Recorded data
++++++++++++++++++++
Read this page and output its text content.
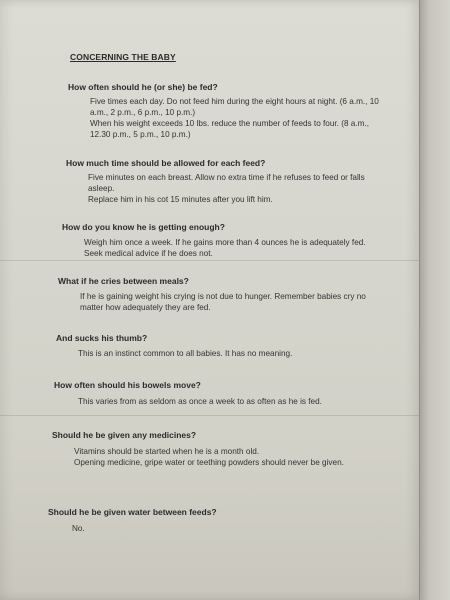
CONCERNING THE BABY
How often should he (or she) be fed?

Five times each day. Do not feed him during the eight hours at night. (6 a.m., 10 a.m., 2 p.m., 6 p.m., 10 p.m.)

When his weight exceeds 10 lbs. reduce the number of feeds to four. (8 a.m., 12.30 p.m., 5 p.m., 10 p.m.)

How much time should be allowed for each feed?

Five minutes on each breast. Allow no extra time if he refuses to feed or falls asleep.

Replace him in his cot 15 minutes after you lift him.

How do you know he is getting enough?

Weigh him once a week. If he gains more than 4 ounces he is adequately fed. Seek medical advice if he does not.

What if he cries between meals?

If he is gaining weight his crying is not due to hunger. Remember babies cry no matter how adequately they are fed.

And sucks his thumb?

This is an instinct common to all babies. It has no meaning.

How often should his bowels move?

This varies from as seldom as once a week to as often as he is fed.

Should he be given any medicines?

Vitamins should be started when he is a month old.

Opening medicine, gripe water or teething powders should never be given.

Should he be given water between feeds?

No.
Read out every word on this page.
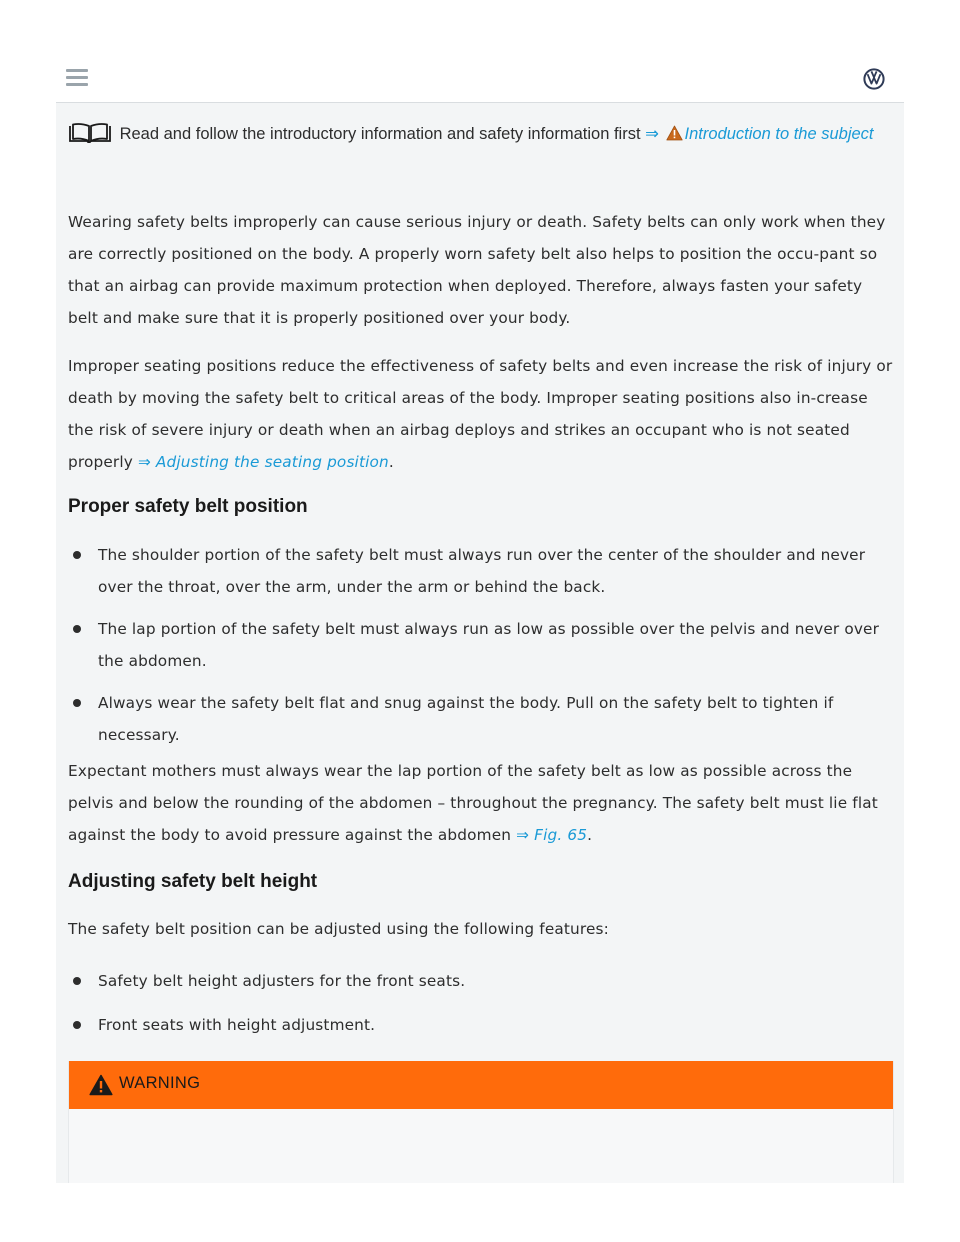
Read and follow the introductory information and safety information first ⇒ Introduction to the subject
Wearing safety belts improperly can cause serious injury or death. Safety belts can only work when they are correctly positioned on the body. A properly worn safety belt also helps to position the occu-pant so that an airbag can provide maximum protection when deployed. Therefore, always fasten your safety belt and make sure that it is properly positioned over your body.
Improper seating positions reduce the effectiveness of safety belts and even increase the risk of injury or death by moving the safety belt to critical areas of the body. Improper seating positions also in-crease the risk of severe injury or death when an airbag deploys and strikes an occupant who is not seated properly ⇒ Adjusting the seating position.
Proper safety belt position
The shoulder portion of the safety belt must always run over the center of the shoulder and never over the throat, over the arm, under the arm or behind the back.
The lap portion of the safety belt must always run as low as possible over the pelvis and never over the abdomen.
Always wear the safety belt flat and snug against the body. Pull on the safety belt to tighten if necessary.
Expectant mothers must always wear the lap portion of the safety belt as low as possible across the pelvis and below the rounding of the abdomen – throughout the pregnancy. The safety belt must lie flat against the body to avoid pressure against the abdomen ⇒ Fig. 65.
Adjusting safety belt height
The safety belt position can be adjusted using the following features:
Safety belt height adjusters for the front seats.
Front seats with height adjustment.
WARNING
++++++++++++++++++++
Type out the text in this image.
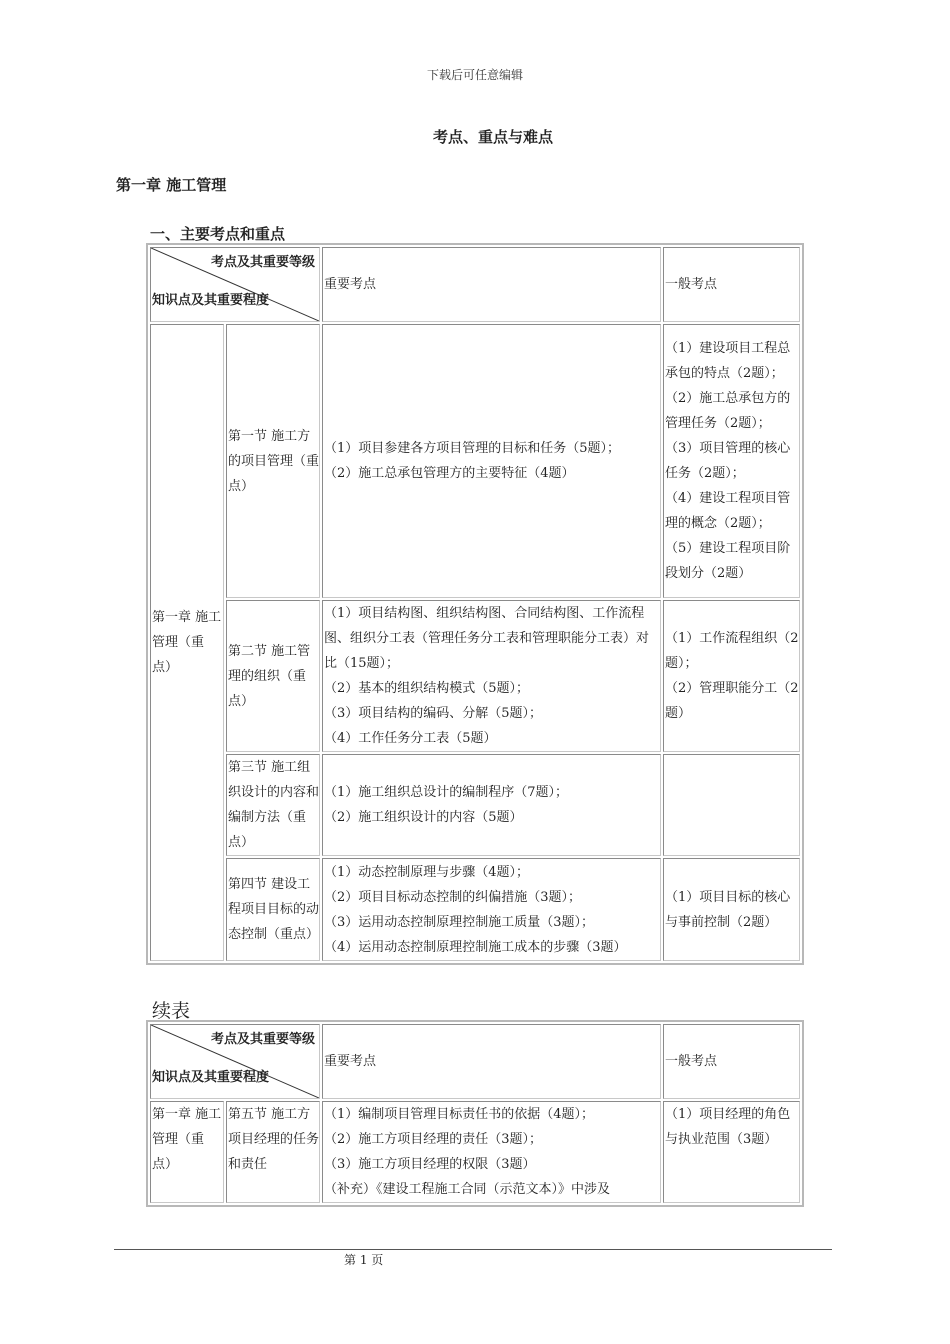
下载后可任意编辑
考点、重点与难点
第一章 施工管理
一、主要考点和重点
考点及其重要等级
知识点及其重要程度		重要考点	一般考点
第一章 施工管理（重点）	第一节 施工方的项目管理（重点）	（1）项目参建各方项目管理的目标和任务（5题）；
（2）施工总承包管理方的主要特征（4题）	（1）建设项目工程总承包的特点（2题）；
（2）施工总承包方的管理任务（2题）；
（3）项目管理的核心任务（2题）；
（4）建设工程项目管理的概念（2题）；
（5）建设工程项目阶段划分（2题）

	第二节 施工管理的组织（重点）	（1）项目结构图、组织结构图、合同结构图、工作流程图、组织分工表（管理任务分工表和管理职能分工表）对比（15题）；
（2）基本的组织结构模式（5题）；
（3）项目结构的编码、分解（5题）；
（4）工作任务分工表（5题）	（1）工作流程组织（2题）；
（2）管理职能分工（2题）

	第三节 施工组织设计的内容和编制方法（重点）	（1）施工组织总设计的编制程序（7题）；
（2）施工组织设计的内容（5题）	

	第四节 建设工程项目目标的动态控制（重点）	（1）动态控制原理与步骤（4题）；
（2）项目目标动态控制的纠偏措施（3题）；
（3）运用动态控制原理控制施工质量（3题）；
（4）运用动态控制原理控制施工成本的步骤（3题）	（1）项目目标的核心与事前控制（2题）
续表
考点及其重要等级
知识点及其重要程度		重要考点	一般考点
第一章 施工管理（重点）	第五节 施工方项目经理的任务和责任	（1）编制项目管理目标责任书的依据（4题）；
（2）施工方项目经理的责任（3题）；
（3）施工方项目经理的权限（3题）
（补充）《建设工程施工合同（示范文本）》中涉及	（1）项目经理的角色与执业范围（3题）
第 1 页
++++++++++++++++++++
● EXERCISE GOAL: Calculate how many lines of the material include the string "given", and state that number by itself.

● COMPLETE RESPONSE: 3